### DATA LISTING
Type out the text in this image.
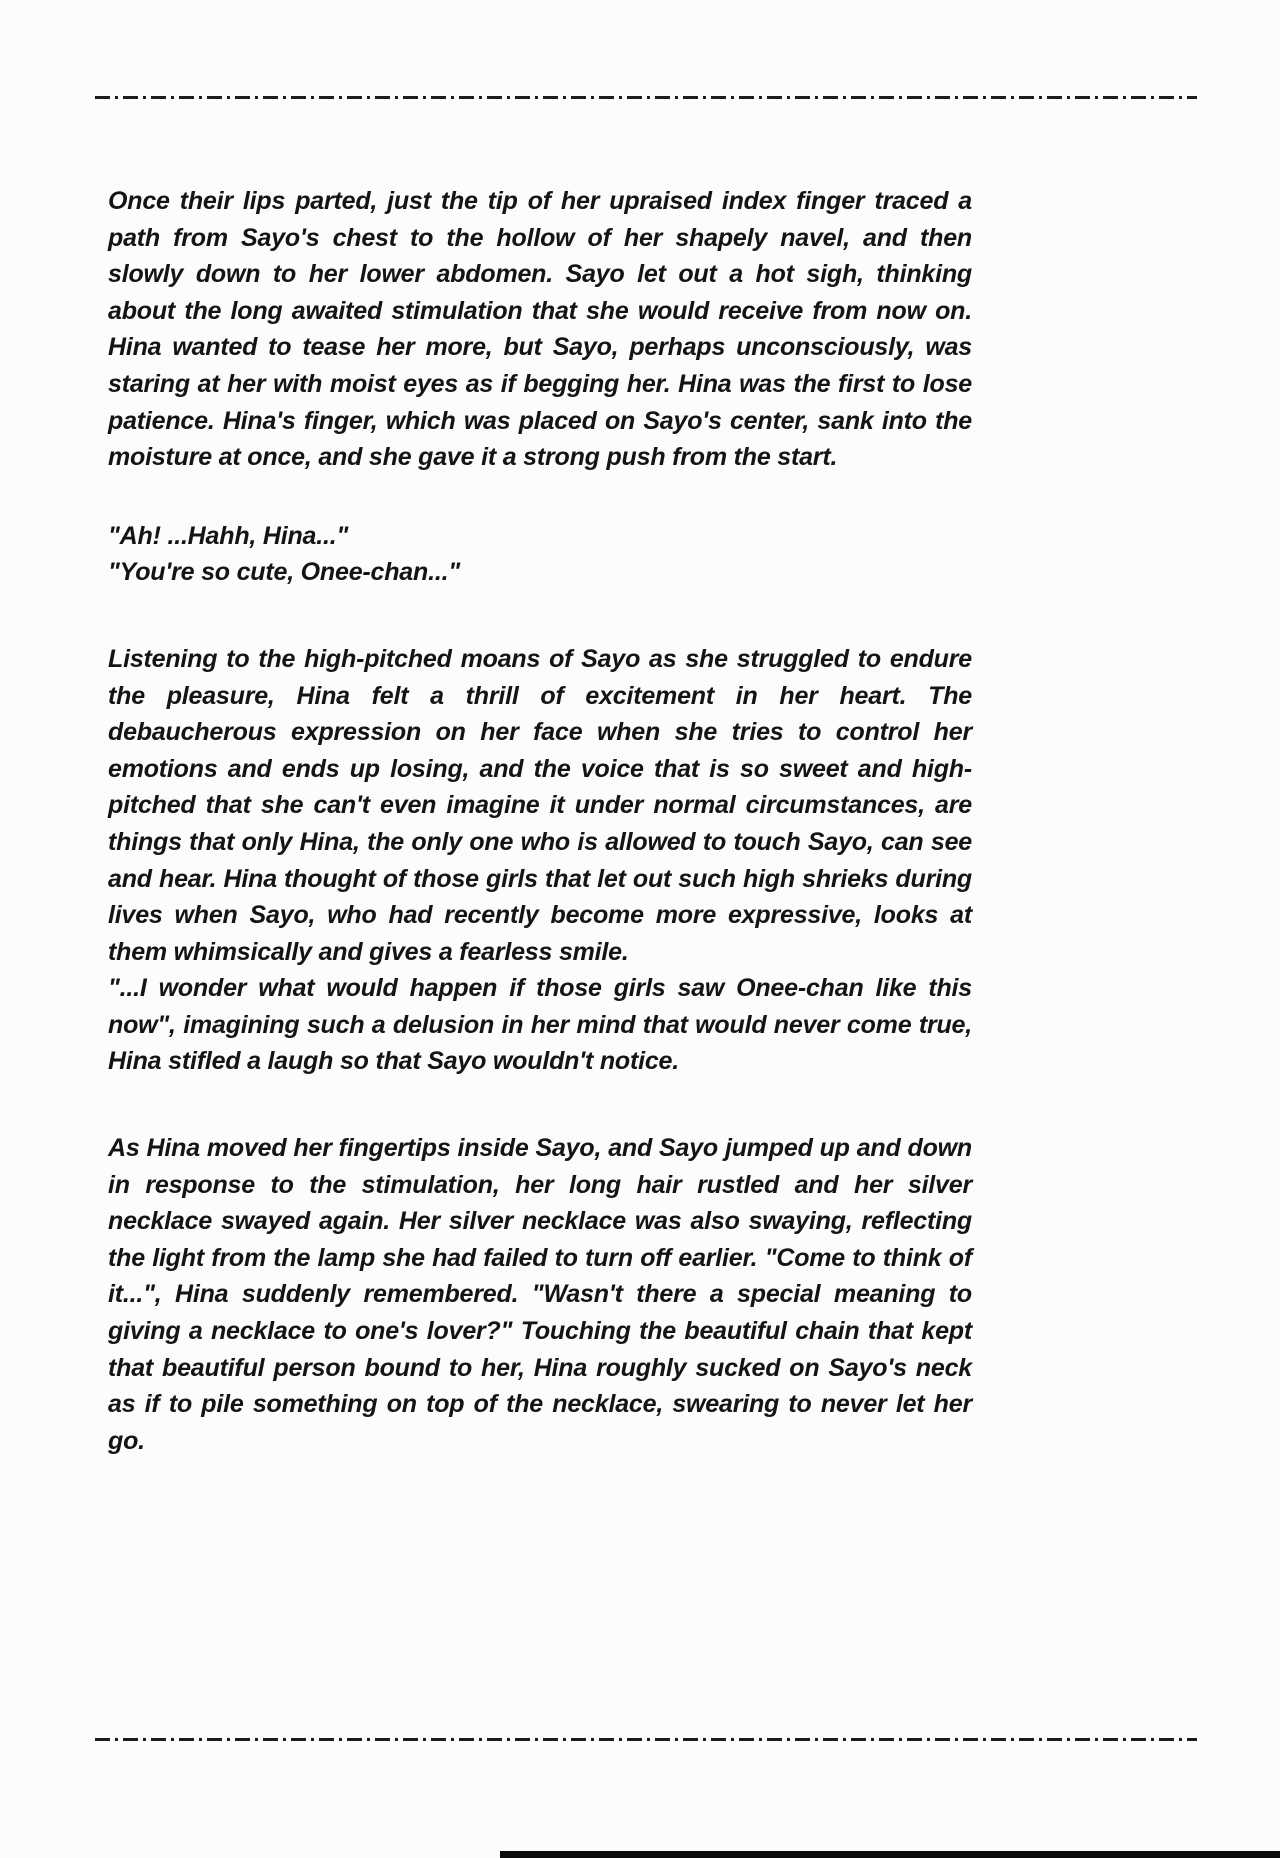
Once their lips parted, just the tip of her upraised index finger traced a path from Sayo's chest to the hollow of her shapely navel, and then slowly down to her lower abdomen. Sayo let out a hot sigh, thinking about the long awaited stimulation that she would receive from now on. Hina wanted to tease her more, but Sayo, perhaps unconsciously, was staring at her with moist eyes as if begging her. Hina was the first to lose patience. Hina's finger, which was placed on Sayo's center, sank into the moisture at once, and she gave it a strong push from the start.

"Ah! ...Hahh, Hina..."

"You're so cute, Onee-chan..."

Listening to the high-pitched moans of Sayo as she struggled to endure the pleasure, Hina felt a thrill of excitement in her heart. The debaucherous expression on her face when she tries to control her emotions and ends up losing, and the voice that is so sweet and high-pitched that she can't even imagine it under normal circumstances, are things that only Hina, the only one who is allowed to touch Sayo, can see and hear. Hina thought of those girls that let out such high shrieks during lives when Sayo, who had recently become more expressive, looks at them whimsically and gives a fearless smile.

"...I wonder what would happen if those girls saw Onee-chan like this now", imagining such a delusion in her mind that would never come true, Hina stifled a laugh so that Sayo wouldn't notice.

As Hina moved her fingertips inside Sayo, and Sayo jumped up and down in response to the stimulation, her long hair rustled and her silver necklace swayed again. Her silver necklace was also swaying, reflecting the light from the lamp she had failed to turn off earlier. "Come to think of it...", Hina suddenly remembered. "Wasn't there a special meaning to giving a necklace to one's lover?" Touching the beautiful chain that kept that beautiful person bound to her, Hina roughly sucked on Sayo's neck as if to pile something on top of the necklace, swearing to never let her go.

### PROBLEM TO SOLVE
Pick out the lines that have the word "long". Copy them all.

### EXERCISE RESPONSE
Once their lips parted, just the tip of her upraised index finger traced a path from Sayo's chest to the hollow of her shapely navel, and then slowly down to her lower abdomen. Sayo let out a hot sigh, thinking about the long awaited stimulation that she would receive from now on. Hina wanted to tease her more, but Sayo, perhaps unconsciously, was staring at her with moist eyes as if begging her. Hina was the first to lose patience. Hina's finger, which was placed on Sayo's center, sank into the moisture at once, and she gave it a strong push from the start.
As Hina moved her fingertips inside Sayo, and Sayo jumped up and down in response to the stimulation, her long hair rustled and her silver necklace swayed again. Her silver necklace was also swaying, reflecting the light from the lamp she had failed to turn off earlier. "Come to think of it...", Hina suddenly remembered. "Wasn't there a special meaning to giving a necklace to one's lover?" Touching the beautiful chain that kept that beautiful person bound to her, Hina roughly sucked on Sayo's neck as if to pile something on top of the necklace, swearing to never let her go.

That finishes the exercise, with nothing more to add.